(Job) Word for word, transcribe every line from the one holding "Type out the text in this image." through the end of the records, but not the pictures.

────────

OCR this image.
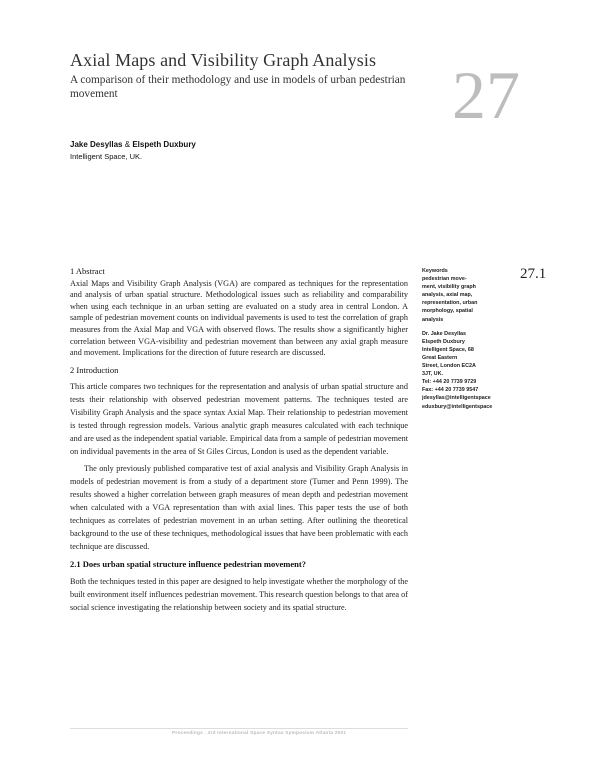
Axial Maps and Visibility Graph Analysis
A comparison of their methodology and use in models of urban pedestrian movement	27
Jake Desyllas & Elspeth Duxbury
Intelligent Space, UK.
Keywords
pedestrian move-
ment, visibility graph
analysis, axial map,
representation, urban
morphology, spatial
analysis
Dr. Jake Desyllas
Elspeth Duxbury
Intelligent Space, 68
Great Eastern
Street, London EC2A
3JT, UK.
Tel: +44 20 7739 9729
Fax: +44 20 7739 9547
jdesyllas@intelligentspace
eduxbury@intelligentspace
27.1

1 Abstract

Axial Maps and Visibility Graph Analysis (VGA) are compared as techniques for the representation and analysis of urban spatial structure. Methodological issues such as reliability and comparability when using each technique in an urban setting are evaluated on a study area in central London. A sample of pedestrian movement counts on individual pavements is used to test the correlation of graph measures from the Axial Map and VGA with observed flows. The results show a significantly higher correlation between VGA-visibility and pedestrian movement than between any axial graph measure and movement. Implications for the direction of future research are discussed.

2 Introduction

This article compares two techniques for the representation and analysis of urban spatial structure and tests their relationship with observed pedestrian movement patterns. The techniques tested are Visibility Graph Analysis and the space syntax Axial Map. Their relationship to pedestrian movement is tested through regression models. Various analytic graph measures calculated with each technique and are used as the independent spatial variable. Empirical data from a sample of pedestrian movement on individual pavements in the area of St Giles Circus, London is used as the dependent variable.

The only previously published comparative test of axial analysis and Visibility Graph Analysis in models of pedestrian movement is from a study of a department store (Turner and Penn 1999). The results showed a higher correlation between graph measures of mean depth and pedestrian movement when calculated with a VGA representation than with axial lines. This paper tests the use of both techniques as correlates of pedestrian movement in an urban setting. After outlining the theoretical background to the use of these techniques, methodological issues that have been problematic with each technique are discussed.

2.1 Does urban spatial structure influence pedestrian movement?

Both the techniques tested in this paper are designed to help investigate whether the morphology of the built environment itself influences pedestrian movement. This research question belongs to that area of social science investigating the relationship between society and its spatial structure.

Proceedings . 3rd International Space Syntax Symposium Atlanta 2001
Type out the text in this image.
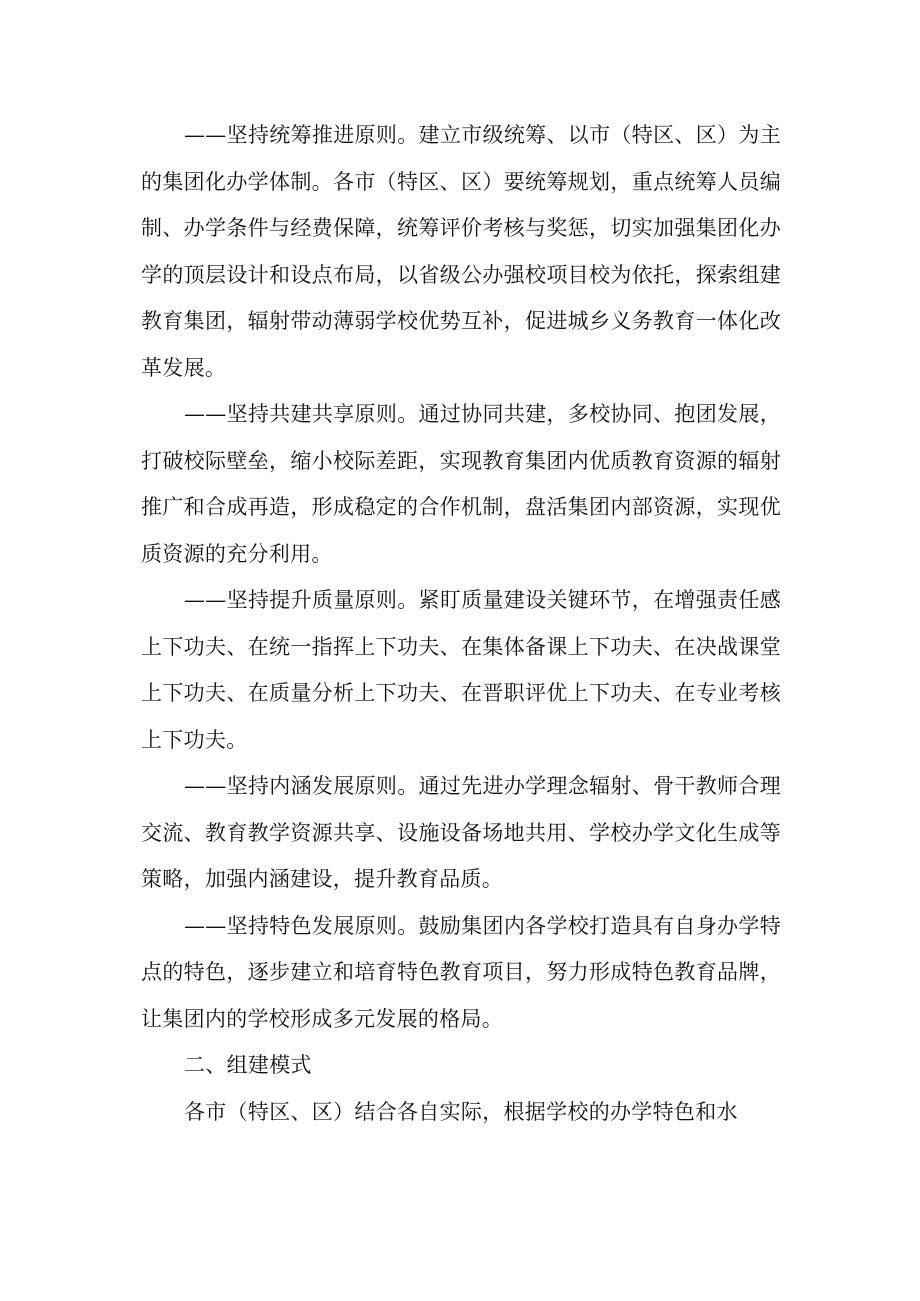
——坚持统筹推进原则。建立市级统筹、以市（特区、区）为主的集团化办学体制。各市（特区、区）要统筹规划，重点统筹人员编制、办学条件与经费保障，统筹评价考核与奖惩，切实加强集团化办学的顶层设计和设点布局，以省级公办强校项目校为依托，探索组建教育集团，辐射带动薄弱学校优势互补，促进城乡义务教育一体化改革发展。

——坚持共建共享原则。通过协同共建，多校协同、抱团发展，打破校际壁垒，缩小校际差距，实现教育集团内优质教育资源的辐射推广和合成再造，形成稳定的合作机制，盘活集团内部资源，实现优质资源的充分利用。

——坚持提升质量原则。紧盯质量建设关键环节，在增强责任感上下功夫、在统一指挥上下功夫、在集体备课上下功夫、在决战课堂上下功夫、在质量分析上下功夫、在晋职评优上下功夫、在专业考核上下功夫。

——坚持内涵发展原则。通过先进办学理念辐射、骨干教师合理交流、教育教学资源共享、设施设备场地共用、学校办学文化生成等策略，加强内涵建设，提升教育品质。

——坚持特色发展原则。鼓励集团内各学校打造具有自身办学特点的特色，逐步建立和培育特色教育项目，努力形成特色教育品牌，让集团内的学校形成多元发展的格局。

二、组建模式

各市（特区、区）结合各自实际，根据学校的办学特色和水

────────

(Solution)
Type out the text in this image.
——坚持统筹推进原则。建立市级统筹、以市（特区、区）为主的集团化办学体制。各市（特区、区）要统筹规划，重点统筹人员编制、办学条件与经费保障，统筹评价考核与奖惩，切实加强集团化办学的顶层设计和设点布局，以省级公办强校项目校为依托，探索组建教育集团，辐射带动薄弱学校优势互补，促进城乡义务教育一体化改革发展。

——坚持共建共享原则。通过协同共建，多校协同、抱团发展，打破校际壁垒，缩小校际差距，实现教育集团内优质教育资源的辐射推广和合成再造，形成稳定的合作机制，盘活集团内部资源，实现优质资源的充分利用。

——坚持提升质量原则。紧盯质量建设关键环节，在增强责任感上下功夫、在统一指挥上下功夫、在集体备课上下功夫、在决战课堂上下功夫、在质量分析上下功夫、在晋职评优上下功夫、在专业考核上下功夫。

——坚持内涵发展原则。通过先进办学理念辐射、骨干教师合理交流、教育教学资源共享、设施设备场地共用、学校办学文化生成等策略，加强内涵建设，提升教育品质。

——坚持特色发展原则。鼓励集团内各学校打造具有自身办学特点的特色，逐步建立和培育特色教育项目，努力形成特色教育品牌，让集团内的学校形成多元发展的格局。

二、组建模式

各市（特区、区）结合各自实际，根据学校的办学特色和水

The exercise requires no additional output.